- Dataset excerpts
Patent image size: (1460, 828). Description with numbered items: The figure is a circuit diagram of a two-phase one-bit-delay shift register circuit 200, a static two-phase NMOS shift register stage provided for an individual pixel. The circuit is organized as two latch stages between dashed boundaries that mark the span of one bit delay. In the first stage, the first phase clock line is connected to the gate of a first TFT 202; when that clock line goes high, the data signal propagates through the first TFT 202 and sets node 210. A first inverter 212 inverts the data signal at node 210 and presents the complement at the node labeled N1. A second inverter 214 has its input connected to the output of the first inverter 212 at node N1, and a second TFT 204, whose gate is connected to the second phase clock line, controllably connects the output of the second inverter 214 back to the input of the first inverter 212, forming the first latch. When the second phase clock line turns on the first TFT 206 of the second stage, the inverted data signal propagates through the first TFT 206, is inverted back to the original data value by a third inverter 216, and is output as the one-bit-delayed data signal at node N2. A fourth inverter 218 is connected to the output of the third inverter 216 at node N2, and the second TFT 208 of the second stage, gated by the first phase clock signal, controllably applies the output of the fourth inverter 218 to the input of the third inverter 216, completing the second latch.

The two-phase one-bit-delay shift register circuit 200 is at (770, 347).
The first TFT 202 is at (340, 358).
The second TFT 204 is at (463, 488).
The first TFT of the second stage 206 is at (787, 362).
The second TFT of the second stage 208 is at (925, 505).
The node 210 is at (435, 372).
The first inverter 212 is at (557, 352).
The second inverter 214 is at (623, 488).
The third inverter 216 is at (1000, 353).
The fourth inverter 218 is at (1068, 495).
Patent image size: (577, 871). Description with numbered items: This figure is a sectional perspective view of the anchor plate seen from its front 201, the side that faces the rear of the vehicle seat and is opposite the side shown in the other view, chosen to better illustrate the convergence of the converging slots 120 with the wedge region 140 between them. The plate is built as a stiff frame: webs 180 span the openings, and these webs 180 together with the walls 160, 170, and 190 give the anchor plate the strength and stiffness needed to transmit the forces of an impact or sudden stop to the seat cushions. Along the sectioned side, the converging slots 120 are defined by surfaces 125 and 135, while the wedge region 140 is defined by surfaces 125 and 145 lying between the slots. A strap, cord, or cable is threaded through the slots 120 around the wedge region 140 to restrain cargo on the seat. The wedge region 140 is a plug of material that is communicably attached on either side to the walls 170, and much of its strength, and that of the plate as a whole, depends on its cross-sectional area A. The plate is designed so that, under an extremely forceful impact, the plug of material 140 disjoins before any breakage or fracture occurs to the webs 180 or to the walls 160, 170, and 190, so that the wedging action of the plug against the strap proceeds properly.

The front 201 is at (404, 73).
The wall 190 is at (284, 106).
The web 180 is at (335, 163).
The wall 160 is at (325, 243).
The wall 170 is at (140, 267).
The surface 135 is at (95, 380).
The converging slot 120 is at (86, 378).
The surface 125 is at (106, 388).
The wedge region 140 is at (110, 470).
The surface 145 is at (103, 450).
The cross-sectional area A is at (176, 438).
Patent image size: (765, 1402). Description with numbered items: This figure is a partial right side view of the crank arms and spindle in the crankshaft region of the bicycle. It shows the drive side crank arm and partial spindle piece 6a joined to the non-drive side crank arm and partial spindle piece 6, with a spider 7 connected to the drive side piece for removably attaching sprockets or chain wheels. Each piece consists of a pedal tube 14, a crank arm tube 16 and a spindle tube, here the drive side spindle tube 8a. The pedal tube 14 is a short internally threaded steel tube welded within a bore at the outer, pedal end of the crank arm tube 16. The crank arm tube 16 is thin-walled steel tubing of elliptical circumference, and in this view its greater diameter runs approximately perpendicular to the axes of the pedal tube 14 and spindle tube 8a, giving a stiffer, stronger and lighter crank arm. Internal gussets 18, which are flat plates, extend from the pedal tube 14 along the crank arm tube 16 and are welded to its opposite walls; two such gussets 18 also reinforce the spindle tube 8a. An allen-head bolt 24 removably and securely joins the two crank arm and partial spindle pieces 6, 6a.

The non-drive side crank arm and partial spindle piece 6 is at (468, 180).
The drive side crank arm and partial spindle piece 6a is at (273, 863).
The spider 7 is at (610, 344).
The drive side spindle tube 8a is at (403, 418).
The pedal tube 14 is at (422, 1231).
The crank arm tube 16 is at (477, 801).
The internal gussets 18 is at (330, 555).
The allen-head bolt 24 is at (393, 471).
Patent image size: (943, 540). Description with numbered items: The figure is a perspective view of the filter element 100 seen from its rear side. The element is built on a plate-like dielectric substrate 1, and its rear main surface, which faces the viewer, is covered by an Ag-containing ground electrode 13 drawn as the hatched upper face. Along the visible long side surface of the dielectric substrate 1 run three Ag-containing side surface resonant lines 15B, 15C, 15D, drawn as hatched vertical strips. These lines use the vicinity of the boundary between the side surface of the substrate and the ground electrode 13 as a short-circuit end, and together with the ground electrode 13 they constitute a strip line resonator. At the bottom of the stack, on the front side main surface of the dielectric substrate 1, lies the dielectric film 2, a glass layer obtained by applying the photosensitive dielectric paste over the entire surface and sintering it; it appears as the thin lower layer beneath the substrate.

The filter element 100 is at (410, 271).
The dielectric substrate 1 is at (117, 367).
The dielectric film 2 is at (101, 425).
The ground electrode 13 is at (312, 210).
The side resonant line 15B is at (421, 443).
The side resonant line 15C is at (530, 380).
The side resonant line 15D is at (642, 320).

- Problem statement
Present every line of the entries above as a numbered list, leaving out the blank lines.

- Task solution
1. Patent image size: (1460, 828). Description with numbered items: The figure is a circuit diagram of a two-phase one-bit-delay shift register circuit 200, a static two-phase NMOS shift register stage provided for an individual pixel. The circuit is organized as two latch stages between dashed boundaries that mark the span of one bit delay. In the first stage, the first phase clock line is connected to the gate of a first TFT 202; when that clock line goes high, the data signal propagates through the first TFT 202 and sets node 210. A first inverter 212 inverts the data signal at node 210 and presents the complement at the node labeled N1. A second inverter 214 has its input connected to the output of the first inverter 212 at node N1, and a second TFT 204, whose gate is connected to the second phase clock line, controllably connects the output of the second inverter 214 back to the input of the first inverter 212, forming the first latch. When the second phase clock line turns on the first TFT 206 of the second stage, the inverted data signal propagates through the first TFT 206, is inverted back to the original data value by a third inverter 216, and is output as the one-bit-delayed data signal at node N2. A fourth inverter 218 is connected to the output of the third inverter 216 at node N2, and the second TFT 208 of the second stage, gated by the first phase clock signal, controllably applies the output of the fourth inverter 218 to the input of the third inverter 216, completing the second latch.
2. The two-phase one-bit-delay shift register circuit 200 is at (770, 347).
3. The first TFT 202 is at (340, 358).
4. The second TFT 204 is at (463, 488).
5. The first TFT of the second stage 206 is at (787, 362).
6. The second TFT of the second stage 208 is at (925, 505).
7. The node 210 is at (435, 372).
8. The first inverter 212 is at (557, 352).
9. The second inverter 214 is at (623, 488).
10. The third inverter 216 is at (1000, 353).
11. The fourth inverter 218 is at (1068, 495).
12. Patent image size: (577, 871). Description with numbered items: This figure is a sectional perspective view of the anchor plate seen from its front 201, the side that faces the rear of the vehicle seat and is opposite the side shown in the other view, chosen to better illustrate the convergence of the converging slots 120 with the wedge region 140 between them. The plate is built as a stiff frame: webs 180 span the openings, and these webs 180 together with the walls 160, 170, and 190 give the anchor plate the strength and stiffness needed to transmit the forces of an impact or sudden stop to the seat cushions. Along the sectioned side, the converging slots 120 are defined by surfaces 125 and 135, while the wedge region 140 is defined by surfaces 125 and 145 lying between the slots. A strap, cord, or cable is threaded through the slots 120 around the wedge region 140 to restrain cargo on the seat. The wedge region 140 is a plug of material that is communicably attached on either side to the walls 170, and much of its strength, and that of the plate as a whole, depends on its cross-sectional area A. The plate is designed so that, under an extremely forceful impact, the plug of material 140 disjoins before any breakage or fracture occurs to the webs 180 or to the walls 160, 170, and 190, so that the wedging action of the plug against the strap proceeds properly.
13. The front 201 is at (404, 73).
14. The wall 190 is at (284, 106).
15. The web 180 is at (335, 163).
16. The wall 160 is at (325, 243).
17. The wall 170 is at (140, 267).
18. The surface 135 is at (95, 380).
19. The converging slot 120 is at (86, 378).
20. The surface 125 is at (106, 388).
21. The wedge region 140 is at (110, 470).
22. The surface 145 is at (103, 450).
23. The cross-sectional area A is at (176, 438).
24. Patent image size: (765, 1402). Description with numbered items: This figure is a partial right side view of the crank arms and spindle in the crankshaft region of the bicycle. It shows the drive side crank arm and partial spindle piece 6a joined to the non-drive side crank arm and partial spindle piece 6, with a spider 7 connected to the drive side piece for removably attaching sprockets or chain wheels. Each piece consists of a pedal tube 14, a crank arm tube 16 and a spindle tube, here the drive side spindle tube 8a. The pedal tube 14 is a short internally threaded steel tube welded within a bore at the outer, pedal end of the crank arm tube 16. The crank arm tube 16 is thin-walled steel tubing of elliptical circumference, and in this view its greater diameter runs approximately perpendicular to the axes of the pedal tube 14 and spindle tube 8a, giving a stiffer, stronger and lighter crank arm. Internal gussets 18, which are flat plates, extend from the pedal tube 14 along the crank arm tube 16 and are welded to its opposite walls; two such gussets 18 also reinforce the spindle tube 8a. An allen-head bolt 24 removably and securely joins the two crank arm and partial spindle pieces 6, 6a.
25. The non-drive side crank arm and partial spindle piece 6 is at (468, 180).
26. The drive side crank arm and partial spindle piece 6a is at (273, 863).
27. The spider 7 is at (610, 344).
28. The drive side spindle tube 8a is at (403, 418).
29. The pedal tube 14 is at (422, 1231).
30. The crank arm tube 16 is at (477, 801).
31. The internal gussets 18 is at (330, 555).
32. The allen-head bolt 24 is at (393, 471).
33. Patent image size: (943, 540). Description with numbered items: The figure is a perspective view of the filter element 100 seen from its rear side. The element is built on a plate-like dielectric substrate 1, and its rear main surface, which faces the viewer, is covered by an Ag-containing ground electrode 13 drawn as the hatched upper face. Along the visible long side surface of the dielectric substrate 1 run three Ag-containing side surface resonant lines 15B, 15C, 15D, drawn as hatched vertical strips. These lines use the vicinity of the boundary between the side surface of the substrate and the ground electrode 13 as a short-circuit end, and together with the ground electrode 13 they constitute a strip line resonator. At the bottom of the stack, on the front side main surface of the dielectric substrate 1, lies the dielectric film 2, a glass layer obtained by applying the photosensitive dielectric paste over the entire surface and sintering it; it appears as the thin lower layer beneath the substrate.
34. The filter element 100 is at (410, 271).
35. The dielectric substrate 1 is at (117, 367).
36. The dielectric film 2 is at (101, 425).
37. The ground electrode 13 is at (312, 210).
38. The side resonant line 15B is at (421, 443).
39. The side resonant line 15C is at (530, 380).
40. The side resonant line 15D is at (642, 320).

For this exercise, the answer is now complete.